**Problem:** Copy every line of the data that contains the string "name".

[Items listed in a dataset]
•••••

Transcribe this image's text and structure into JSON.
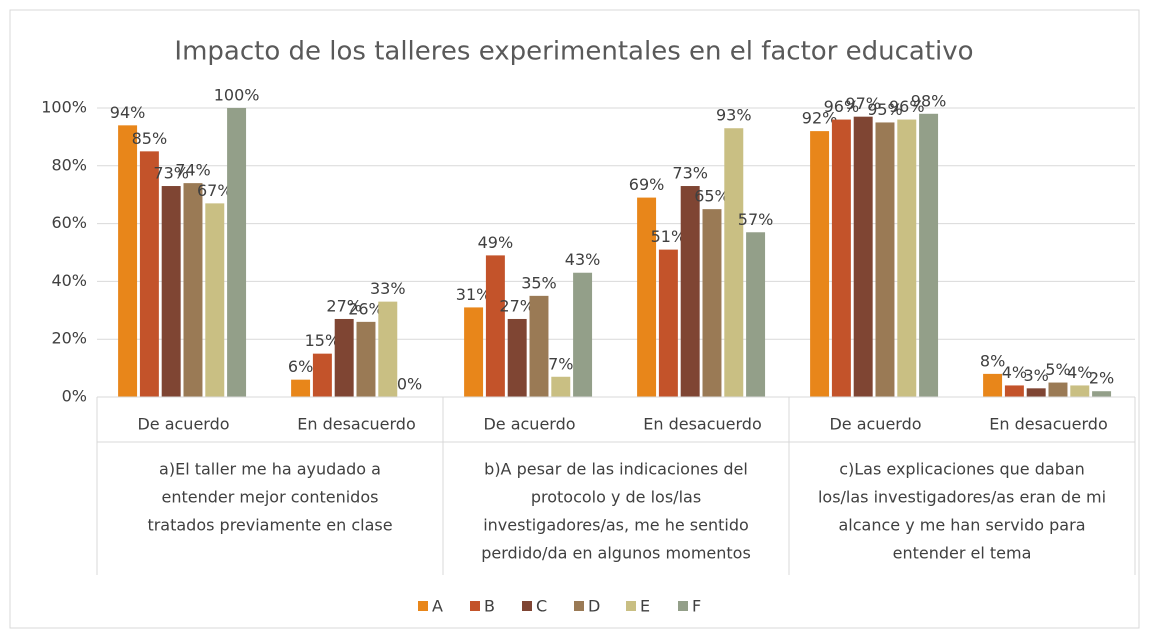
{
  "chart_data": {
    "type": "bar",
    "title": "Impacto de los talleres experimentales en el factor educativo",
    "groups": [
      {
        "lines": [
          "a)El taller me ha ayudado a",
          "entender mejor contenidos",
          "tratados previamente en clase"
        ],
        "categories": [
          "De acuerdo",
          "En desacuerdo"
        ]
      },
      {
        "lines": [
          "b)A pesar de las indicaciones del",
          "protocolo y de los/las",
          "investigadores/as, me he sentido",
          "perdido/da en algunos momentos"
        ],
        "categories": [
          "De acuerdo",
          "En desacuerdo"
        ]
      },
      {
        "lines": [
          "c)Las explicaciones que daban",
          "los/las investigadores/as eran de mi",
          "alcance y me han servido para",
          "entender el tema"
        ],
        "categories": [
          "De acuerdo",
          "En desacuerdo"
        ]
      }
    ],
    "series": [
      {
        "name": "A",
        "color": "#e8861a",
        "values": [
          94,
          6,
          31,
          69,
          92,
          8
        ],
        "value_labels": [
          "94%",
          "6%",
          "31%",
          "69%",
          "92%",
          "8%"
        ]
      },
      {
        "name": "B",
        "color": "#c3532a",
        "values": [
          85,
          15,
          49,
          51,
          96,
          4
        ],
        "value_labels": [
          "85%",
          "15%",
          "49%",
          "51%",
          "96%",
          "4%"
        ]
      },
      {
        "name": "C",
        "color": "#7f4533",
        "values": [
          73,
          27,
          27,
          73,
          97,
          3
        ],
        "value_labels": [
          "73%",
          "27%",
          "27%",
          "73%",
          "97%",
          "3%"
        ]
      },
      {
        "name": "D",
        "color": "#9a7a55",
        "values": [
          74,
          26,
          35,
          65,
          95,
          5
        ],
        "value_labels": [
          "74%",
          "26%",
          "35%",
          "65%",
          "95%",
          "5%"
        ]
      },
      {
        "name": "E",
        "color": "#c9bf83",
        "values": [
          67,
          33,
          7,
          93,
          96,
          4
        ],
        "value_labels": [
          "67%",
          "33%",
          "7%",
          "93%",
          "96%",
          "4%"
        ]
      },
      {
        "name": "F",
        "color": "#939f89",
        "values": [
          100,
          0,
          43,
          57,
          98,
          2
        ],
        "value_labels": [
          "100%",
          "0%",
          "43%",
          "57%",
          "98%",
          "2%"
        ]
      }
    ],
    "ylim": [
      0,
      100
    ],
    "yticks": [
      {
        "value": 0,
        "label": "0%"
      },
      {
        "value": 20,
        "label": "20%"
      },
      {
        "value": 40,
        "label": "40%"
      },
      {
        "value": 60,
        "label": "60%"
      },
      {
        "value": 80,
        "label": "80%"
      },
      {
        "value": 100,
        "label": "100%"
      }
    ],
    "grid": true,
    "legend": "bottom"
  }
}
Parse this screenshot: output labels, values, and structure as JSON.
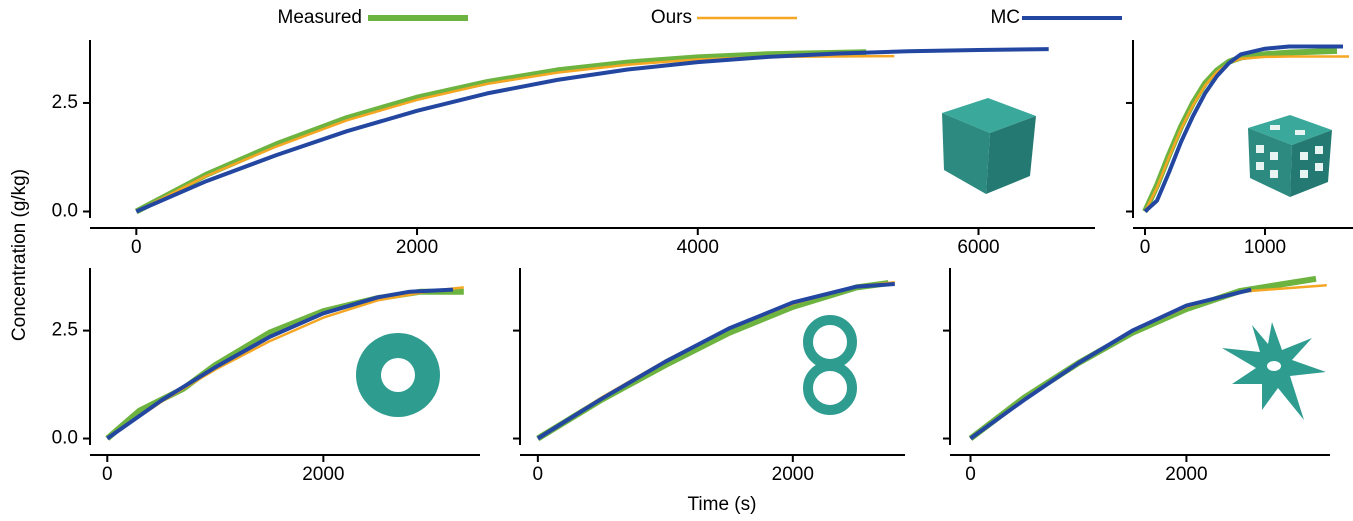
{
  "legend": [
    {
      "name": "Measured",
      "color": "#6db33f",
      "width": 6
    },
    {
      "name": "Ours",
      "color": "#f5a623",
      "width": 2.5
    },
    {
      "name": "MC",
      "color": "#2347a0",
      "width": 4
    }
  ],
  "xlabel": "Time (s)",
  "ylabel": "Concentration (g/kg)",
  "chart_data": [
    {
      "type": "line",
      "xlim": [
        -330,
        6830
      ],
      "ylim": [
        -0.15,
        3.95
      ],
      "xticks": [
        0,
        2000,
        4000,
        6000
      ],
      "yticks": [
        {
          "value": 0,
          "label": "0.0"
        },
        2.5
      ],
      "ytick_labels": true,
      "series": [
        {
          "x": [
            0,
            500,
            1000,
            1500,
            2000,
            2500,
            3000,
            3500,
            4000,
            4500,
            5200
          ],
          "values": [
            0,
            0.85,
            1.55,
            2.15,
            2.62,
            2.98,
            3.25,
            3.43,
            3.55,
            3.62,
            3.67
          ]
        },
        {
          "x": [
            0,
            500,
            1000,
            1500,
            2000,
            2500,
            3000,
            3500,
            4000,
            4500,
            5400
          ],
          "values": [
            0,
            0.82,
            1.5,
            2.1,
            2.57,
            2.94,
            3.2,
            3.38,
            3.5,
            3.56,
            3.58
          ]
        },
        {
          "x": [
            0,
            500,
            1000,
            1500,
            2000,
            2500,
            3000,
            3500,
            4000,
            4500,
            5000,
            5500,
            6000,
            6500
          ],
          "values": [
            0,
            0.7,
            1.3,
            1.85,
            2.32,
            2.72,
            3.03,
            3.27,
            3.44,
            3.56,
            3.64,
            3.69,
            3.72,
            3.74
          ]
        }
      ]
    },
    {
      "type": "line",
      "xlim": [
        -100,
        1750
      ],
      "ylim": [
        -0.15,
        3.95
      ],
      "xticks": [
        0,
        1000
      ],
      "yticks": [
        0,
        2.5
      ],
      "ytick_labels": false,
      "series": [
        {
          "x": [
            0,
            100,
            200,
            300,
            400,
            500,
            600,
            700,
            800,
            1000,
            1200,
            1400,
            1600
          ],
          "values": [
            0,
            0.6,
            1.3,
            1.95,
            2.5,
            2.95,
            3.25,
            3.45,
            3.55,
            3.62,
            3.66,
            3.68,
            3.7
          ]
        },
        {
          "x": [
            0,
            100,
            200,
            300,
            400,
            500,
            600,
            700,
            800,
            1000,
            1200,
            1400,
            1600,
            1700
          ],
          "values": [
            0,
            0.55,
            1.25,
            1.9,
            2.45,
            2.9,
            3.22,
            3.42,
            3.52,
            3.56,
            3.57,
            3.57,
            3.57,
            3.57
          ]
        },
        {
          "x": [
            0,
            100,
            200,
            300,
            400,
            500,
            600,
            700,
            800,
            1000,
            1200,
            1400,
            1650
          ],
          "values": [
            0,
            0.25,
            0.9,
            1.6,
            2.2,
            2.72,
            3.12,
            3.42,
            3.62,
            3.75,
            3.8,
            3.8,
            3.8
          ]
        }
      ]
    },
    {
      "type": "line",
      "xlim": [
        -160,
        3450
      ],
      "ylim": [
        -0.15,
        3.95
      ],
      "xticks": [
        0,
        2000
      ],
      "yticks": [
        {
          "value": 0,
          "label": "0.0"
        },
        2.5
      ],
      "ytick_labels": true,
      "series": [
        {
          "x": [
            0,
            300,
            700,
            1000,
            1500,
            2000,
            2500,
            2900,
            3300
          ],
          "values": [
            0,
            0.65,
            1.15,
            1.7,
            2.45,
            2.95,
            3.25,
            3.4,
            3.4
          ]
        },
        {
          "x": [
            0,
            500,
            1000,
            1500,
            2000,
            2500,
            3000,
            3300
          ],
          "values": [
            0,
            0.85,
            1.6,
            2.25,
            2.8,
            3.2,
            3.42,
            3.5
          ]
        },
        {
          "x": [
            0,
            500,
            1000,
            1500,
            2000,
            2500,
            2800,
            3200
          ],
          "values": [
            0,
            0.88,
            1.65,
            2.35,
            2.9,
            3.27,
            3.4,
            3.45
          ]
        }
      ]
    },
    {
      "type": "line",
      "xlim": [
        -140,
        2880
      ],
      "ylim": [
        -0.15,
        3.95
      ],
      "xticks": [
        0,
        2000
      ],
      "yticks": [
        0,
        2.5
      ],
      "ytick_labels": false,
      "series": [
        {
          "x": [
            0,
            500,
            1000,
            1500,
            2000,
            2500,
            2750
          ],
          "values": [
            0,
            0.9,
            1.7,
            2.45,
            3.05,
            3.5,
            3.6
          ]
        },
        {
          "x": [
            0,
            500,
            1000,
            1500,
            2000,
            2500,
            2800
          ],
          "values": [
            0,
            0.95,
            1.8,
            2.55,
            3.12,
            3.52,
            3.62
          ]
        },
        {
          "x": [
            0,
            500,
            1000,
            1500,
            2000,
            2500,
            2800
          ],
          "values": [
            0,
            0.92,
            1.78,
            2.55,
            3.15,
            3.52,
            3.58
          ]
        }
      ]
    },
    {
      "type": "line",
      "xlim": [
        -190,
        3330
      ],
      "ylim": [
        -0.15,
        3.95
      ],
      "xticks": [
        0,
        2000
      ],
      "yticks": [
        0,
        2.5
      ],
      "ytick_labels": false,
      "series": [
        {
          "x": [
            0,
            500,
            1000,
            1500,
            2000,
            2500,
            3200
          ],
          "values": [
            0,
            0.95,
            1.75,
            2.45,
            3.0,
            3.42,
            3.7
          ]
        },
        {
          "x": [
            0,
            500,
            1000,
            1500,
            2000,
            2500,
            3300
          ],
          "values": [
            0,
            0.92,
            1.75,
            2.5,
            3.05,
            3.4,
            3.55
          ]
        },
        {
          "x": [
            0,
            500,
            1000,
            1500,
            2000,
            2600
          ],
          "values": [
            0,
            0.9,
            1.75,
            2.5,
            3.08,
            3.45
          ]
        }
      ]
    }
  ]
}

•••••

**Response below:**
        "name": "A",
        "name": "B",
        "name": "C",
        "name": "D",
        "name": "E",
        "name": "F",
      "name": "Measured",
      "name": "Ours",
      "name": "MC",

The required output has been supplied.